* [Objective]
Write out each line of the material again, word for word.

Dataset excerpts
★ ★ ★

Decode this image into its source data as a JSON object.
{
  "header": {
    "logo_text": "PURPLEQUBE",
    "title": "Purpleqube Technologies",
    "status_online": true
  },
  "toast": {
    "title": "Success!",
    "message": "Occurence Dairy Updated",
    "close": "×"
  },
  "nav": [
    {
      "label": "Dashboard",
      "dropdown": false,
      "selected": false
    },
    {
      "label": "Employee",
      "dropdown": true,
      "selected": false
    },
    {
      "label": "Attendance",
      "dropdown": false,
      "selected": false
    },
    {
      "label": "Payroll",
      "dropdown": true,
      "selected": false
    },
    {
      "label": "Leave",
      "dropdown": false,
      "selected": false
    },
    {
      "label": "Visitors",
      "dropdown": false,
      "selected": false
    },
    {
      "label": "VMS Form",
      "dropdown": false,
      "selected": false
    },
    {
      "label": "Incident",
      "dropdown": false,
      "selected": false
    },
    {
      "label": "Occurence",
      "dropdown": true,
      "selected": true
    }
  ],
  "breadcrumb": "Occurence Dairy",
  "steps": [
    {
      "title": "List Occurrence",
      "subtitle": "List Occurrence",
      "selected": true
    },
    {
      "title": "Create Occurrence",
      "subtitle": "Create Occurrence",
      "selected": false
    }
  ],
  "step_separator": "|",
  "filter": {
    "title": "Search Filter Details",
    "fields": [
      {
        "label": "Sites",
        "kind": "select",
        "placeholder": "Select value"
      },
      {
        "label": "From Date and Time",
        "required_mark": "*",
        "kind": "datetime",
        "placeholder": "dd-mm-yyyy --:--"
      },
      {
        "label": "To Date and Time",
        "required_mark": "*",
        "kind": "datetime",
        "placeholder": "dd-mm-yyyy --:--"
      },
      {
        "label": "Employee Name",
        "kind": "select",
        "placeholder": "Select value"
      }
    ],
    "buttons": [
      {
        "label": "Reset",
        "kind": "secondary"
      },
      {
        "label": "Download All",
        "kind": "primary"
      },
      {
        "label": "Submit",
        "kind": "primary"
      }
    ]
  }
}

★ ★ ★

* [Written reply]
Decode this image into its source data as a JSON object.
{
  "header": {
    "logo_text": "PURPLEQUBE",
    "title": "Purpleqube Technologies",
    "status_online": true
  },
  "toast": {
    "title": "Success!",
    "message": "Occurence Dairy Updated",
    "close": "×"
  },
  "nav": [
    {
      "label": "Dashboard",
      "dropdown": false,
      "selected": false
    },
    {
      "label": "Employee",
      "dropdown": true,
      "selected": false
    },
    {
      "label": "Attendance",
      "dropdown": false,
      "selected": false
    },
    {
      "label": "Payroll",
      "dropdown": true,
      "selected": false
    },
    {
      "label": "Leave",
      "dropdown": false,
      "selected": false
    },
    {
      "label": "Visitors",
      "dropdown": false,
      "selected": false
    },
    {
      "label": "VMS Form",
      "dropdown": false,
      "selected": false
    },
    {
      "label": "Incident",
      "dropdown": false,
      "selected": false
    },
    {
      "label": "Occurence",
      "dropdown": true,
      "selected": true
    }
  ],
  "breadcrumb": "Occurence Dairy",
  "steps": [
    {
      "title": "List Occurrence",
      "subtitle": "List Occurrence",
      "selected": true
    },
    {
      "title": "Create Occurrence",
      "subtitle": "Create Occurrence",
      "selected": false
    }
  ],
  "step_separator": "|",
  "filter": {
    "title": "Search Filter Details",
    "fields": [
      {
        "label": "Sites",
        "kind": "select",
        "placeholder": "Select value"
      },
      {
        "label": "From Date and Time",
        "required_mark": "*",
        "kind": "datetime",
        "placeholder": "dd-mm-yyyy --:--"
      },
      {
        "label": "To Date and Time",
        "required_mark": "*",
        "kind": "datetime",
        "placeholder": "dd-mm-yyyy --:--"
      },
      {
        "label": "Employee Name",
        "kind": "select",
        "placeholder": "Select value"
      }
    ],
    "buttons": [
      {
        "label": "Reset",
        "kind": "secondary"
      },
      {
        "label": "Download All",
        "kind": "primary"
      },
      {
        "label": "Submit",
        "kind": "primary"
      }
    ]
  }
}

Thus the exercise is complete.